> _DIRECTION_
Reproduce the entire listing word for word.

***** DATASET CONTENT

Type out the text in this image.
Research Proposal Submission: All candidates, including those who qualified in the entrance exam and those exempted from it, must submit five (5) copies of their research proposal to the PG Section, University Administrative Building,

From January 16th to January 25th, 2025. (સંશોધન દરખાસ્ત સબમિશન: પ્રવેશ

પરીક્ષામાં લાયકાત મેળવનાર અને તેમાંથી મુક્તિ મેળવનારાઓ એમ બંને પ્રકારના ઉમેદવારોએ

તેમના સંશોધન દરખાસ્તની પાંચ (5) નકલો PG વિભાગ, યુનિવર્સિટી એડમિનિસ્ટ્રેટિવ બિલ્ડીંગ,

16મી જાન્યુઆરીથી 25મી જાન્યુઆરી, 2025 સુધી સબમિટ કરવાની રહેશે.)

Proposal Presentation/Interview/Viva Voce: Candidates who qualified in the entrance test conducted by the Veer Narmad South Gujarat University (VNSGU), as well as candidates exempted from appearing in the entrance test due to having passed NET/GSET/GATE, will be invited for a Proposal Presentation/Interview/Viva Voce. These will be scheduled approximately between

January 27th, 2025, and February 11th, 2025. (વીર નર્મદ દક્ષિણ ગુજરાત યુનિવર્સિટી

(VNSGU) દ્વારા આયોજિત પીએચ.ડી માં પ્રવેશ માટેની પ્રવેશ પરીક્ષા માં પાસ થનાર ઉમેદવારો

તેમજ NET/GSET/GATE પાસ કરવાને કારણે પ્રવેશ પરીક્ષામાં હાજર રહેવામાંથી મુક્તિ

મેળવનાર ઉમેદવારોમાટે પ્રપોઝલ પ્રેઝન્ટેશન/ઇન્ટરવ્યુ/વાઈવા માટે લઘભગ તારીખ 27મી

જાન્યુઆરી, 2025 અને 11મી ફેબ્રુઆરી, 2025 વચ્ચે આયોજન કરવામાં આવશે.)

**********

> _EXERCISE SOLUTION_
Type out the text in this image.
Research Proposal Submission: All candidates, including those who qualified in the entrance exam and those exempted from it, must submit five (5) copies of their research proposal to the PG Section, University Administrative Building,

From January 16th to January 25th, 2025. (સંશોધન દરખાસ્ત સબમિશન: પ્રવેશ

પરીક્ષામાં લાયકાત મેળવનાર અને તેમાંથી મુક્તિ મેળવનારાઓ એમ બંને પ્રકારના ઉમેદવારોએ

તેમના સંશોધન દરખાસ્તની પાંચ (5) નકલો PG વિભાગ, યુનિવર્સિટી એડમિનિસ્ટ્રેટિવ બિલ્ડીંગ,

16મી જાન્યુઆરીથી 25મી જાન્યુઆરી, 2025 સુધી સબમિટ કરવાની રહેશે.)

Proposal Presentation/Interview/Viva Voce: Candidates who qualified in the entrance test conducted by the Veer Narmad South Gujarat University (VNSGU), as well as candidates exempted from appearing in the entrance test due to having passed NET/GSET/GATE, will be invited for a Proposal Presentation/Interview/Viva Voce. These will be scheduled approximately between

January 27th, 2025, and February 11th, 2025. (વીર નર્મદ દક્ષિણ ગુજરાત યુનિવર્સિટી

(VNSGU) દ્વારા આયોજિત પીએચ.ડી માં પ્રવેશ માટેની પ્રવેશ પરીક્ષા માં પાસ થનાર ઉમેદવારો

તેમજ NET/GSET/GATE પાસ કરવાને કારણે પ્રવેશ પરીક્ષામાં હાજર રહેવામાંથી મુક્તિ

મેળવનાર ઉમેદવારોમાટે પ્રપોઝલ પ્રેઝન્ટેશન/ઇન્ટરવ્યુ/વાઈવા માટે લઘભગ તારીખ 27મી

જાન્યુઆરી, 2025 અને 11મી ફેબ્રુઆરી, 2025 વચ્ચે આયોજન કરવામાં આવશે.)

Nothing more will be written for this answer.